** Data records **
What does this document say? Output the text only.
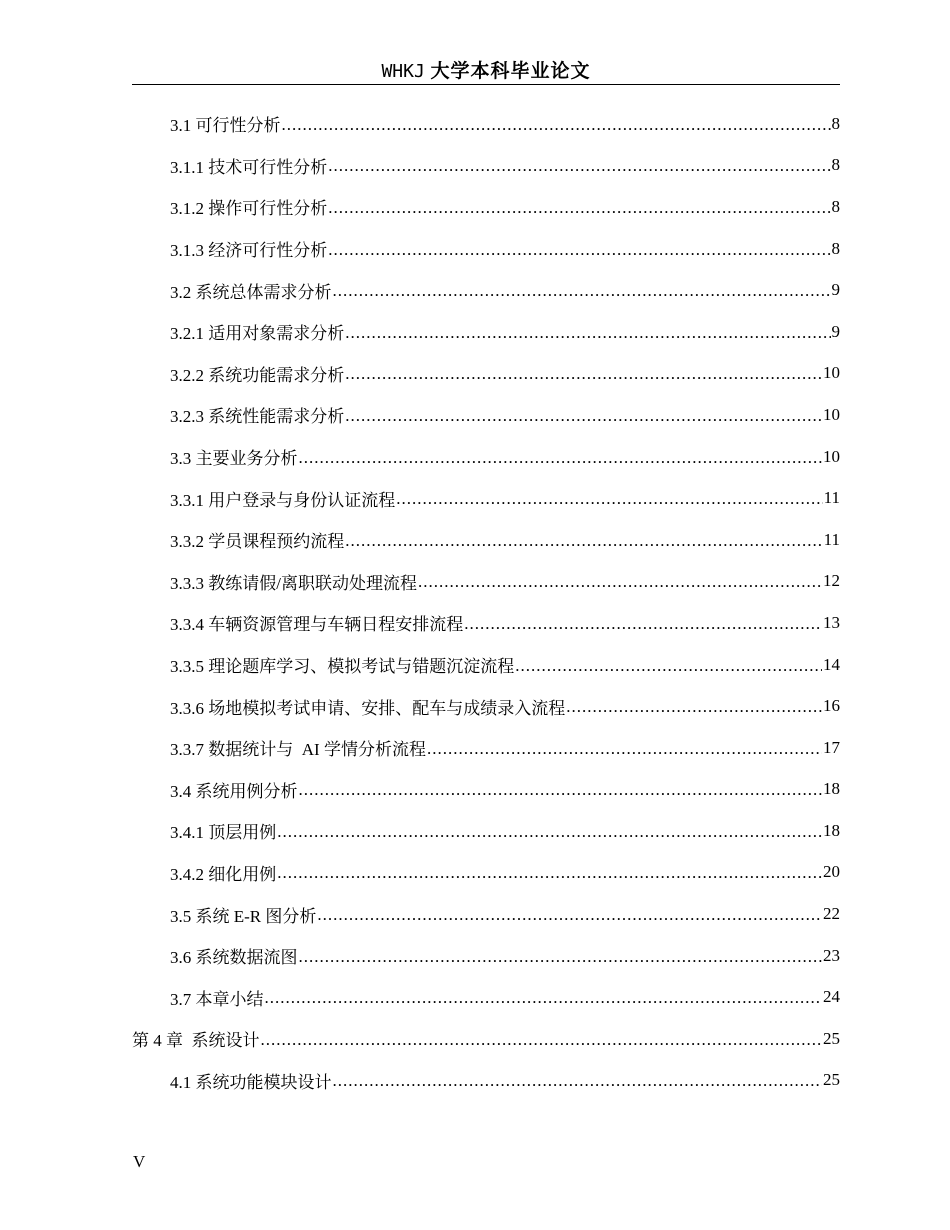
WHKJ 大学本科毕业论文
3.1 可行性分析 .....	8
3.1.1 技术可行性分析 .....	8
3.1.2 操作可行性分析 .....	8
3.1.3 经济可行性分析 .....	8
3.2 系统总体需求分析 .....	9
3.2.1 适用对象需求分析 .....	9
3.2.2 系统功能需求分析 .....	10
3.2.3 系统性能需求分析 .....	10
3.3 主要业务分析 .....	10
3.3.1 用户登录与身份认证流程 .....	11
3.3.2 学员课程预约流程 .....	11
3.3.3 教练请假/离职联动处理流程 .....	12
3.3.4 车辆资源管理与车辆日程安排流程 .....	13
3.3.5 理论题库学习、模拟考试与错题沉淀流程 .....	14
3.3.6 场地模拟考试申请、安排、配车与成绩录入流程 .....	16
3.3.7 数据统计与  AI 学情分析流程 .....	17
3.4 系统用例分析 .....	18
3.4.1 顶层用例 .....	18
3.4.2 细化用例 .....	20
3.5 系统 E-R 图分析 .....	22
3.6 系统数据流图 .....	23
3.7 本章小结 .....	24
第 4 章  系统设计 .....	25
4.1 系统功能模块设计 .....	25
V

** WORK INSTRUCTIONS **
Reproduce every record word for word. The copy must contain no pictures.

** RESULT OF THIS EXERCISE **
What does this document say? Output the text only.
WHKJ 大学本科毕业论文
3.1 可行性分析 .....	8
3.1.1 技术可行性分析 .....	8
3.1.2 操作可行性分析 .....	8
3.1.3 经济可行性分析 .....	8
3.2 系统总体需求分析 .....	9
3.2.1 适用对象需求分析 .....	9
3.2.2 系统功能需求分析 .....	10
3.2.3 系统性能需求分析 .....	10
3.3 主要业务分析 .....	10
3.3.1 用户登录与身份认证流程 .....	11
3.3.2 学员课程预约流程 .....	11
3.3.3 教练请假/离职联动处理流程 .....	12
3.3.4 车辆资源管理与车辆日程安排流程 .....	13
3.3.5 理论题库学习、模拟考试与错题沉淀流程 .....	14
3.3.6 场地模拟考试申请、安排、配车与成绩录入流程 .....	16
3.3.7 数据统计与  AI 学情分析流程 .....	17
3.4 系统用例分析 .....	18
3.4.1 顶层用例 .....	18
3.4.2 细化用例 .....	20
3.5 系统 E-R 图分析 .....	22
3.6 系统数据流图 .....	23
3.7 本章小结 .....	24
第 4 章  系统设计 .....	25
4.1 系统功能模块设计 .....	25
V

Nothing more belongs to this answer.